::: Information shown :::

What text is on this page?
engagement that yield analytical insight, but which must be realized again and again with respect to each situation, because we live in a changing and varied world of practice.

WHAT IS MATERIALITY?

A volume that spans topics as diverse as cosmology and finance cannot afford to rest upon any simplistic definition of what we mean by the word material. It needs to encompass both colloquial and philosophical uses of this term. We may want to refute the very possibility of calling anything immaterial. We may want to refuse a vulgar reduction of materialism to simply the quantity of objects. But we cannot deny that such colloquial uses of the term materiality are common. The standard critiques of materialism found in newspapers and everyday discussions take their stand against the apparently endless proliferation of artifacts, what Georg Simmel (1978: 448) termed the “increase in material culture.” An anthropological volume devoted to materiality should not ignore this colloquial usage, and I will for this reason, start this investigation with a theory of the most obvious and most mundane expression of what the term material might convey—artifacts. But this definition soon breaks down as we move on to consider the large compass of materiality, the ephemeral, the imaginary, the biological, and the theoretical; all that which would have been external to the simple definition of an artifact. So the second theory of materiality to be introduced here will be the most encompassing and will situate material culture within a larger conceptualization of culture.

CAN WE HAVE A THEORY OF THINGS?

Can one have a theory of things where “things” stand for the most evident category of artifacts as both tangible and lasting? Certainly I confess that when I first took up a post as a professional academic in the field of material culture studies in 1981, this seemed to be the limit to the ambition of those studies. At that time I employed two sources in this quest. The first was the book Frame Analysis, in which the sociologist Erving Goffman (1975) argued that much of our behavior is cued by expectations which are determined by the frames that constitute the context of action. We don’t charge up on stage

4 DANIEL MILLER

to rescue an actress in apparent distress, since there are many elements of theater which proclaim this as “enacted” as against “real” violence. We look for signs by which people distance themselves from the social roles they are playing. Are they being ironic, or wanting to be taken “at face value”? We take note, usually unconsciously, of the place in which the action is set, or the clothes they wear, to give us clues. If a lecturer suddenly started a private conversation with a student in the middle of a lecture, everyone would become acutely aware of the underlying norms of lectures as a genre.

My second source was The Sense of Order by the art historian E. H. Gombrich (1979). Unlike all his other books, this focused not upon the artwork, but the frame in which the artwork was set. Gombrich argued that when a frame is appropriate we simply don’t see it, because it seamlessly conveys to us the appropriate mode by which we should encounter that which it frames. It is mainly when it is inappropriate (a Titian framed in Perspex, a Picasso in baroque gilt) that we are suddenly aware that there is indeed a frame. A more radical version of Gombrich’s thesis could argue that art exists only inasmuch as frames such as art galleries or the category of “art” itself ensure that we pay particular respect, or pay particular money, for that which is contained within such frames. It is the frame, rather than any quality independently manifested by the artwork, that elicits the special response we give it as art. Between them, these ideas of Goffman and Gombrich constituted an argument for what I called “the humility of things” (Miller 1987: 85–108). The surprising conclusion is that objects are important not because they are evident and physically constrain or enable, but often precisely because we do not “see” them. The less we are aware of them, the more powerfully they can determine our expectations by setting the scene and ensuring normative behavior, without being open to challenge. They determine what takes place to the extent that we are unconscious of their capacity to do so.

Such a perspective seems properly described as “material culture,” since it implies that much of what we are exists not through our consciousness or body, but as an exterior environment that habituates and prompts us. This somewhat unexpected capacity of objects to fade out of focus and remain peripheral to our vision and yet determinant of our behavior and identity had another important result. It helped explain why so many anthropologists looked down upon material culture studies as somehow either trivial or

:::

Can you reproduce all the material exactly?

• Solution to the exercise:
What text is on this page?
engagement that yield analytical insight, but which must be realized again and again with respect to each situation, because we live in a changing and varied world of practice.

WHAT IS MATERIALITY?

A volume that spans topics as diverse as cosmology and finance cannot afford to rest upon any simplistic definition of what we mean by the word material. It needs to encompass both colloquial and philosophical uses of this term. We may want to refute the very possibility of calling anything immaterial. We may want to refuse a vulgar reduction of materialism to simply the quantity of objects. But we cannot deny that such colloquial uses of the term materiality are common. The standard critiques of materialism found in newspapers and everyday discussions take their stand against the apparently endless proliferation of artifacts, what Georg Simmel (1978: 448) termed the “increase in material culture.” An anthropological volume devoted to materiality should not ignore this colloquial usage, and I will for this reason, start this investigation with a theory of the most obvious and most mundane expression of what the term material might convey—artifacts. But this definition soon breaks down as we move on to consider the large compass of materiality, the ephemeral, the imaginary, the biological, and the theoretical; all that which would have been external to the simple definition of an artifact. So the second theory of materiality to be introduced here will be the most encompassing and will situate material culture within a larger conceptualization of culture.

CAN WE HAVE A THEORY OF THINGS?

Can one have a theory of things where “things” stand for the most evident category of artifacts as both tangible and lasting? Certainly I confess that when I first took up a post as a professional academic in the field of material culture studies in 1981, this seemed to be the limit to the ambition of those studies. At that time I employed two sources in this quest. The first was the book Frame Analysis, in which the sociologist Erving Goffman (1975) argued that much of our behavior is cued by expectations which are determined by the frames that constitute the context of action. We don’t charge up on stage

4 DANIEL MILLER

to rescue an actress in apparent distress, since there are many elements of theater which proclaim this as “enacted” as against “real” violence. We look for signs by which people distance themselves from the social roles they are playing. Are they being ironic, or wanting to be taken “at face value”? We take note, usually unconsciously, of the place in which the action is set, or the clothes they wear, to give us clues. If a lecturer suddenly started a private conversation with a student in the middle of a lecture, everyone would become acutely aware of the underlying norms of lectures as a genre.

My second source was The Sense of Order by the art historian E. H. Gombrich (1979). Unlike all his other books, this focused not upon the artwork, but the frame in which the artwork was set. Gombrich argued that when a frame is appropriate we simply don’t see it, because it seamlessly conveys to us the appropriate mode by which we should encounter that which it frames. It is mainly when it is inappropriate (a Titian framed in Perspex, a Picasso in baroque gilt) that we are suddenly aware that there is indeed a frame. A more radical version of Gombrich’s thesis could argue that art exists only inasmuch as frames such as art galleries or the category of “art” itself ensure that we pay particular respect, or pay particular money, for that which is contained within such frames. It is the frame, rather than any quality independently manifested by the artwork, that elicits the special response we give it as art. Between them, these ideas of Goffman and Gombrich constituted an argument for what I called “the humility of things” (Miller 1987: 85–108). The surprising conclusion is that objects are important not because they are evident and physically constrain or enable, but often precisely because we do not “see” them. The less we are aware of them, the more powerfully they can determine our expectations by setting the scene and ensuring normative behavior, without being open to challenge. They determine what takes place to the extent that we are unconscious of their capacity to do so.

Such a perspective seems properly described as “material culture,” since it implies that much of what we are exists not through our consciousness or body, but as an exterior environment that habituates and prompts us. This somewhat unexpected capacity of objects to fade out of focus and remain peripheral to our vision and yet determinant of our behavior and identity had another important result. It helped explain why so many anthropologists looked down upon material culture studies as somehow either trivial or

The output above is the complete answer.